(Data records)
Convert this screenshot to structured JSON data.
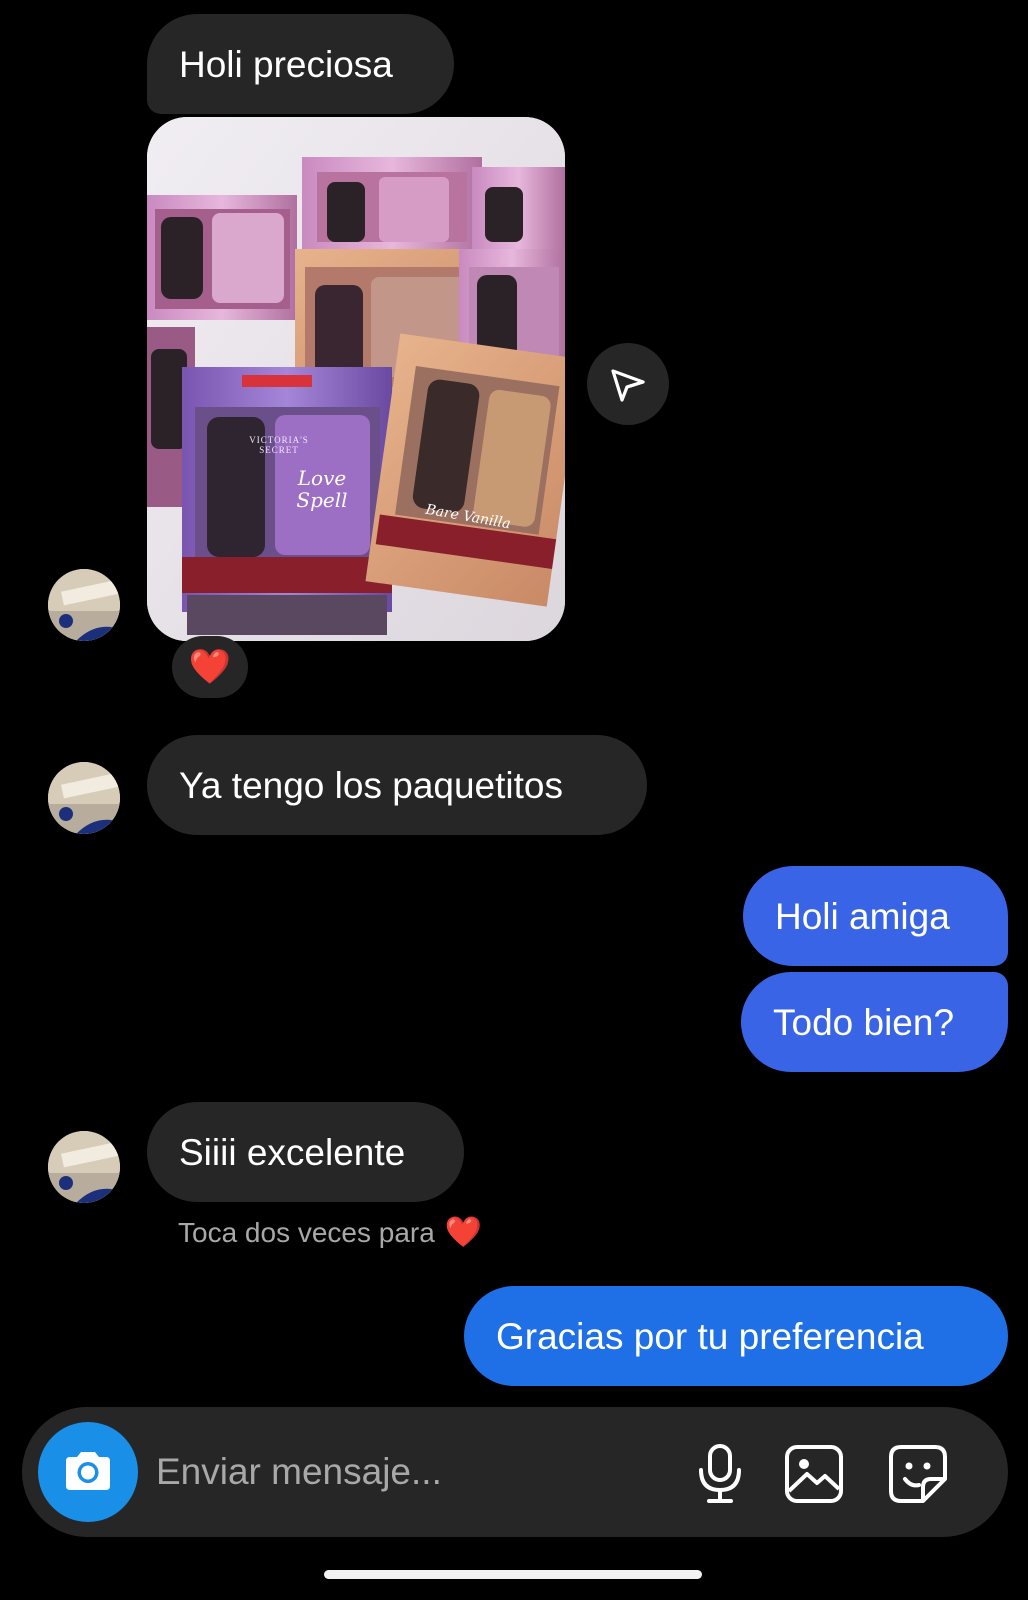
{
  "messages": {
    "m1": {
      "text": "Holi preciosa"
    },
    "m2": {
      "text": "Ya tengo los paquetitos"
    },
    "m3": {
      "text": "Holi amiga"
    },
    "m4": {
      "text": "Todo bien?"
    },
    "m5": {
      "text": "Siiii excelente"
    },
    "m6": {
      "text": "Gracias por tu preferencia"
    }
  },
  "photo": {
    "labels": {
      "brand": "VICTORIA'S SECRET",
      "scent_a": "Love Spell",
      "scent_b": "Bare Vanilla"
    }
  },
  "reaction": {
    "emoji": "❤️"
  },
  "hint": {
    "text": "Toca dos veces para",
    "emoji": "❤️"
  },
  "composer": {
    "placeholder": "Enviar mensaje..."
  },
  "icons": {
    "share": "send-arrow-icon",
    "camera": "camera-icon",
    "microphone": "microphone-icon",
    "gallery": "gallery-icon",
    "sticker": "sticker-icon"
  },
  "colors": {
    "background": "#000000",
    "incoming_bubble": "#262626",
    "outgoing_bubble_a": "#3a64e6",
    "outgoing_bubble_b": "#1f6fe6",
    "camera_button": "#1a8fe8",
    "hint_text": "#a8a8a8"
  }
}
==
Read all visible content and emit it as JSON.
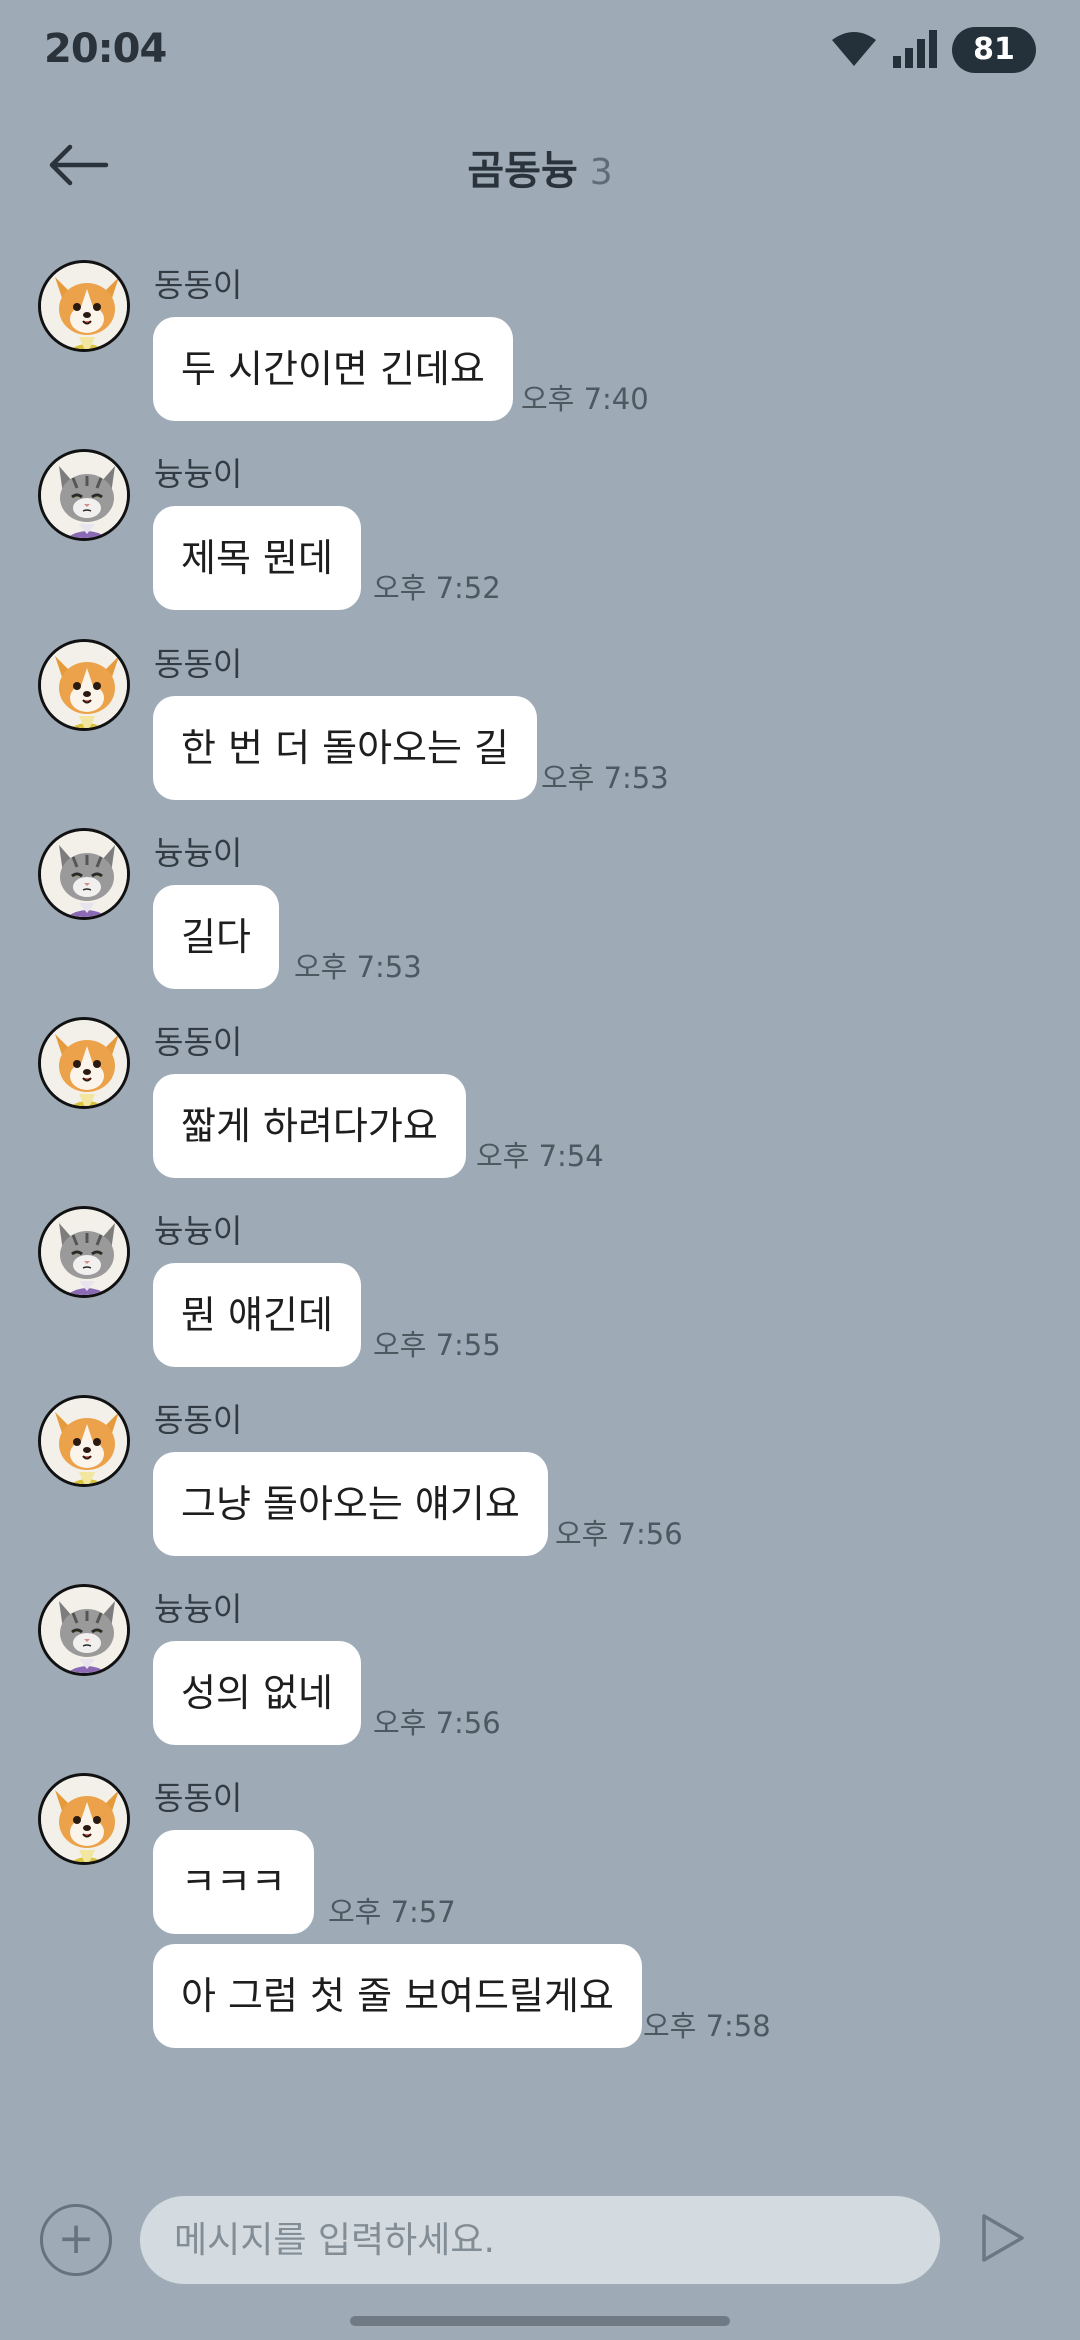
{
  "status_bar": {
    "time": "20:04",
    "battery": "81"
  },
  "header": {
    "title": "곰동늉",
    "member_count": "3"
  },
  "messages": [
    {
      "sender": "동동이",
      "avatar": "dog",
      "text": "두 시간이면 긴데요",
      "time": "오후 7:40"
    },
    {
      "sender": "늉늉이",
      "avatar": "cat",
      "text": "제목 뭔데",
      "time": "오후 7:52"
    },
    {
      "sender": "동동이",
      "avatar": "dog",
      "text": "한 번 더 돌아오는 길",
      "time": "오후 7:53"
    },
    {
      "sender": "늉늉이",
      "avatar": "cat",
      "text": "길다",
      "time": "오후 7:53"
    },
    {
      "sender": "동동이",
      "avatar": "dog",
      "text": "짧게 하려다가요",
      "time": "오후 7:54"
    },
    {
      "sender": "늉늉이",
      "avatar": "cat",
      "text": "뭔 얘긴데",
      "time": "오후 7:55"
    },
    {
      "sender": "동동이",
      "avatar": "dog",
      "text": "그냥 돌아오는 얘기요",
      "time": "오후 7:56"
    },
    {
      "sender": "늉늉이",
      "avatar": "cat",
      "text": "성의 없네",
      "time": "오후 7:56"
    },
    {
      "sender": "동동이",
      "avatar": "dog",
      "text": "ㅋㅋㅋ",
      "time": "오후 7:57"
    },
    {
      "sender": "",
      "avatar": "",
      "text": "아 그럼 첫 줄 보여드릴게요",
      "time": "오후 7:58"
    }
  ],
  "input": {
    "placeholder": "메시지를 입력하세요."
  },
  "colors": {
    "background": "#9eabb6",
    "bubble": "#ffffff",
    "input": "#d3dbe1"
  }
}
--
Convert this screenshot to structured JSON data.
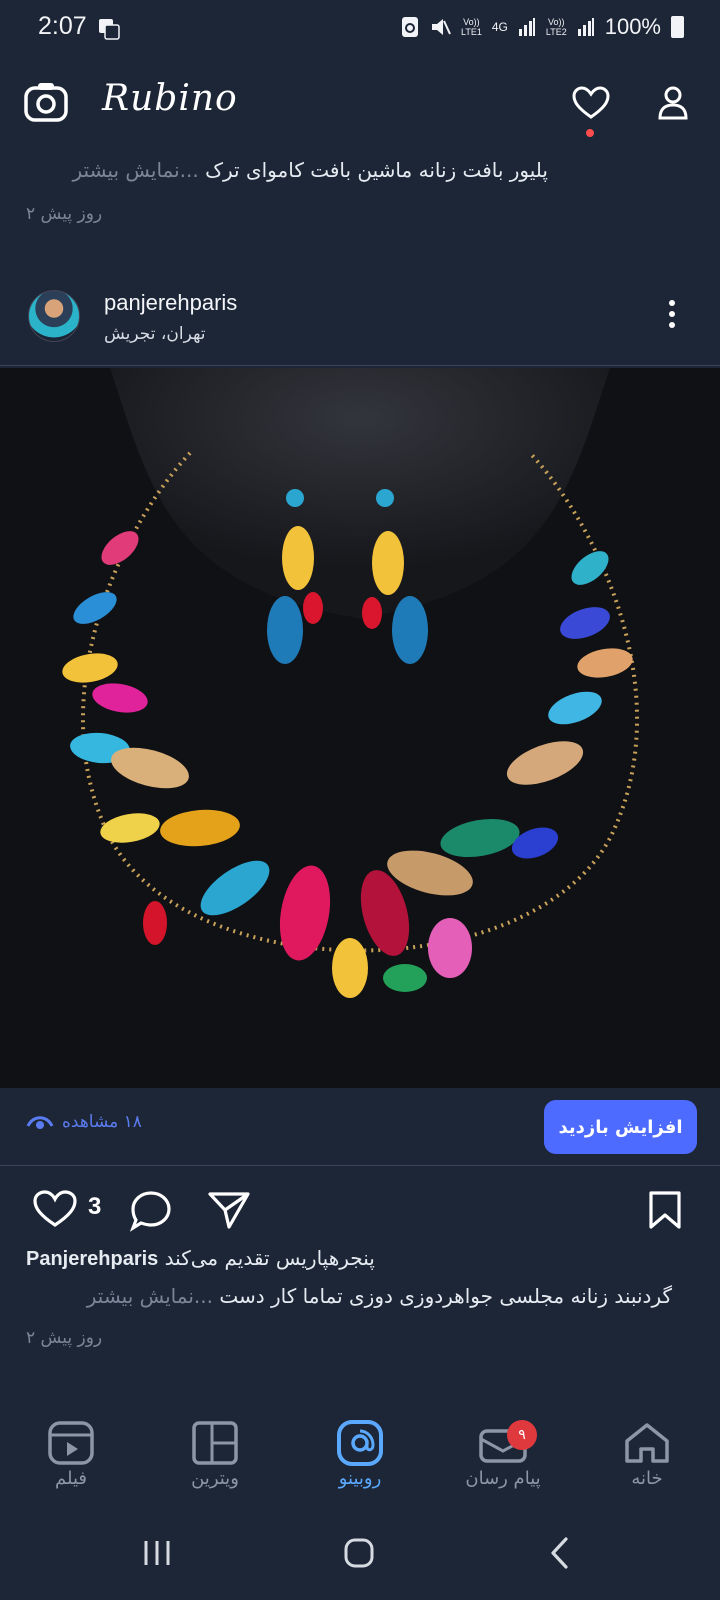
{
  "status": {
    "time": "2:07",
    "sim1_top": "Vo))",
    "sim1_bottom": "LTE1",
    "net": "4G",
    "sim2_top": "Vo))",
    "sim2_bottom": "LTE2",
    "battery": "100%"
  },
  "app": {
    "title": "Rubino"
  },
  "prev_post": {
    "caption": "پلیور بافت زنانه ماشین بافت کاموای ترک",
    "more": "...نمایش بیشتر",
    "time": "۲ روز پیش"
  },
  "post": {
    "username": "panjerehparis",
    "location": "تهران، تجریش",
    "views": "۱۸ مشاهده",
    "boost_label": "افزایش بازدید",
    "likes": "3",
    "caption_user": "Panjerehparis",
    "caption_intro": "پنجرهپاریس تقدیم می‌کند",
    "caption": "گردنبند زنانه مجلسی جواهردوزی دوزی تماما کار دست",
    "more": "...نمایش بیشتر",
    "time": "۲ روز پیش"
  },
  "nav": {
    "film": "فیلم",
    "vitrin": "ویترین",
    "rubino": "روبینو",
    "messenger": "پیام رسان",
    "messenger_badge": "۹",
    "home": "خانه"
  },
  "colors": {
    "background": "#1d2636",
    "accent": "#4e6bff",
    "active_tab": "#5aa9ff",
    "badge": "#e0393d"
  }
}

* **TASK INSTRUCTIONS**
Copy every line of the listing containing the string "placeholder".

* **OUTPUT OF THE TASK**
    "placeholder": "Enviar mensaje..."
    "placeholder": "메시지를 입력하세요."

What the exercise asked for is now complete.